◆ **Set task**: Rewrite the records from the start through the line with "arc-icon[interactable]: ⌒ xyxy=(0,136,13,148)", changing "row-selector" to "row-handle" and leaving everything else the same. Give back only those lines.

** start of Extracted records **

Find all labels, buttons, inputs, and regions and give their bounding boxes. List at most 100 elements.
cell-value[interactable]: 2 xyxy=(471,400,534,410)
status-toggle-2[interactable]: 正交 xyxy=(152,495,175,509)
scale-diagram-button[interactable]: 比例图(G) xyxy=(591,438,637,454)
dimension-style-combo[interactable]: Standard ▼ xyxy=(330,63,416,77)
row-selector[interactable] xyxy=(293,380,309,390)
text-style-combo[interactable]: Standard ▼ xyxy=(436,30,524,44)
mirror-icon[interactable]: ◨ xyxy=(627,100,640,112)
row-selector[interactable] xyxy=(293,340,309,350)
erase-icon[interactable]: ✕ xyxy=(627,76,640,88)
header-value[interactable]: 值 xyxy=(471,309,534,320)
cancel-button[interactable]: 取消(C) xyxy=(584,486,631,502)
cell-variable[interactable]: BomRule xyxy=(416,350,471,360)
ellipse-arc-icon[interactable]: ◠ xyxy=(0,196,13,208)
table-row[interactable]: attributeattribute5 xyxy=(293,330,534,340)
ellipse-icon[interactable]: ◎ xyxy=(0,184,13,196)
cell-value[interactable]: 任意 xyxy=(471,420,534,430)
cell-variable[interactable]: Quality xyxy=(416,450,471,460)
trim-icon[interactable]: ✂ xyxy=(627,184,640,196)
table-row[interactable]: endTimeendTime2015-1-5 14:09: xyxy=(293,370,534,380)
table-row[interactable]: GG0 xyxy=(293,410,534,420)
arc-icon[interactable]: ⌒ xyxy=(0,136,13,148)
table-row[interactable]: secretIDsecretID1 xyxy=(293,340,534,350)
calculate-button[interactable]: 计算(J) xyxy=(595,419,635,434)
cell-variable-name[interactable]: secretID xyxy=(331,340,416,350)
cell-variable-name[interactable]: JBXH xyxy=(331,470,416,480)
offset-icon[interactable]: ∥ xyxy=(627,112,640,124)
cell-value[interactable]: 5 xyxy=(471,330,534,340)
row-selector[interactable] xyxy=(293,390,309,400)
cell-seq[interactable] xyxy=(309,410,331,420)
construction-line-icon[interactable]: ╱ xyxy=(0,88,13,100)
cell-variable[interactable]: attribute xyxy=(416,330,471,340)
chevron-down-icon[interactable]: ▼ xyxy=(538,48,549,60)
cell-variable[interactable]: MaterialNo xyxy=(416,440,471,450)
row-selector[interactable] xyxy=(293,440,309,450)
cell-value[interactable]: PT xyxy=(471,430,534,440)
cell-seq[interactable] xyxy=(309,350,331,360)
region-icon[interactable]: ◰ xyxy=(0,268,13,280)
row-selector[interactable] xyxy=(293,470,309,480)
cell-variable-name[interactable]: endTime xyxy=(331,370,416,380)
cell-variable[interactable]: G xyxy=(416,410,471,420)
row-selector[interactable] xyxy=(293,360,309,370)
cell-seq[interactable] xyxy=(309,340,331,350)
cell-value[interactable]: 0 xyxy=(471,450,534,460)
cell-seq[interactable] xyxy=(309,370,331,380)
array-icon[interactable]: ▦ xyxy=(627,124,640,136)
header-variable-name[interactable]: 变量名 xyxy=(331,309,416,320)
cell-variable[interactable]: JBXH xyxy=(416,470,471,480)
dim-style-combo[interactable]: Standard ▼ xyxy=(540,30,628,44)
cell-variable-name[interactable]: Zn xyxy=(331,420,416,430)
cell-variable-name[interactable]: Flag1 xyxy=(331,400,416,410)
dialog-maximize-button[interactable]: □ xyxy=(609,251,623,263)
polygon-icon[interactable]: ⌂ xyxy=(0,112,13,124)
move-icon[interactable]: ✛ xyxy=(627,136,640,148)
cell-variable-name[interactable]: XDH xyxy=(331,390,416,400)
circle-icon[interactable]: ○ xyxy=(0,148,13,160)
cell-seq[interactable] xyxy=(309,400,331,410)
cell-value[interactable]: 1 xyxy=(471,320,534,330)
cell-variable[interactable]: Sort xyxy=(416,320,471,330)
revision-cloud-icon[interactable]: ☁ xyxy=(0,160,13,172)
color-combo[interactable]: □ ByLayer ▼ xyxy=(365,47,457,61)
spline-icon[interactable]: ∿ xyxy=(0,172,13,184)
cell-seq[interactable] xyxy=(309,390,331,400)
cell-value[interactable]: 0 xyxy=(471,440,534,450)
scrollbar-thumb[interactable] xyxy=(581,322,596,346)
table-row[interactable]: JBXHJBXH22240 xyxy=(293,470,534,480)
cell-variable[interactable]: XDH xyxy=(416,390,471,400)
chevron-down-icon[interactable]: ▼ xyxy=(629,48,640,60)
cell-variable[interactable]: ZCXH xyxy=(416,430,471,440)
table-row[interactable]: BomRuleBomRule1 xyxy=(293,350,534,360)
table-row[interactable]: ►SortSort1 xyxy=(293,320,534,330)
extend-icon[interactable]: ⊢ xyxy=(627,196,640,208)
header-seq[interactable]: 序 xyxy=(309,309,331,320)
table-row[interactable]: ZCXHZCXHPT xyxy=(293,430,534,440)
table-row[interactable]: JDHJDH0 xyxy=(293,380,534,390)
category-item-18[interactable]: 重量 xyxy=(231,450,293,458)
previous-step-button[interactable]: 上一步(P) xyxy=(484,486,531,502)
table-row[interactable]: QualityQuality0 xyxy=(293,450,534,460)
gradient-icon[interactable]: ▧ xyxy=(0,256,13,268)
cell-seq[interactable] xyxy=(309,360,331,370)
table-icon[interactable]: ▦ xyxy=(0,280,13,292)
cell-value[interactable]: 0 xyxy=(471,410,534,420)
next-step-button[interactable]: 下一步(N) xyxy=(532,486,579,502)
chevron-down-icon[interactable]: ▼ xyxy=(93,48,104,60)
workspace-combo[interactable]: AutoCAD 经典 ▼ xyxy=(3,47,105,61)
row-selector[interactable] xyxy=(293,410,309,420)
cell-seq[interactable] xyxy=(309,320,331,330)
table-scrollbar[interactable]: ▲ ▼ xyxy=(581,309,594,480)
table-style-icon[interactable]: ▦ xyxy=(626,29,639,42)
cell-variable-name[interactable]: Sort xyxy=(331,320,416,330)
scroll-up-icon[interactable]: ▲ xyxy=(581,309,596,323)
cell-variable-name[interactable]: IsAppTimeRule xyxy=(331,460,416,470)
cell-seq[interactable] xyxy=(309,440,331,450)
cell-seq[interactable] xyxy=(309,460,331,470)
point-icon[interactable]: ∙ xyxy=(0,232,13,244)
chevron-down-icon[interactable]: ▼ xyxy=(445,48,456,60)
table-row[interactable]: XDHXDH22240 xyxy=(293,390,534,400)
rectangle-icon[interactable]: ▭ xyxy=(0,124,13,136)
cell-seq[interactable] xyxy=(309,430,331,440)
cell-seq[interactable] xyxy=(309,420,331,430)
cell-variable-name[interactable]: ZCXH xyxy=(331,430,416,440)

** end of Extracted records **

◆ **Result of this task**:
Find all labels, buttons, inputs, and regions and give their bounding boxes. List at most 100 elements.
cell-value[interactable]: 2 xyxy=(471,400,534,410)
status-toggle-2[interactable]: 正交 xyxy=(152,495,175,509)
scale-diagram-button[interactable]: 比例图(G) xyxy=(591,438,637,454)
dimension-style-combo[interactable]: Standard ▼ xyxy=(330,63,416,77)
row-handle[interactable] xyxy=(293,380,309,390)
text-style-combo[interactable]: Standard ▼ xyxy=(436,30,524,44)
mirror-icon[interactable]: ◨ xyxy=(627,100,640,112)
row-handle[interactable] xyxy=(293,340,309,350)
erase-icon[interactable]: ✕ xyxy=(627,76,640,88)
header-value[interactable]: 值 xyxy=(471,309,534,320)
cancel-button[interactable]: 取消(C) xyxy=(584,486,631,502)
cell-variable[interactable]: BomRule xyxy=(416,350,471,360)
ellipse-arc-icon[interactable]: ◠ xyxy=(0,196,13,208)
table-row[interactable]: attributeattribute5 xyxy=(293,330,534,340)
ellipse-icon[interactable]: ◎ xyxy=(0,184,13,196)
cell-value[interactable]: 任意 xyxy=(471,420,534,430)
cell-variable[interactable]: Quality xyxy=(416,450,471,460)
trim-icon[interactable]: ✂ xyxy=(627,184,640,196)
table-row[interactable]: endTimeendTime2015-1-5 14:09: xyxy=(293,370,534,380)
table-row[interactable]: GG0 xyxy=(293,410,534,420)
arc-icon[interactable]: ⌒ xyxy=(0,136,13,148)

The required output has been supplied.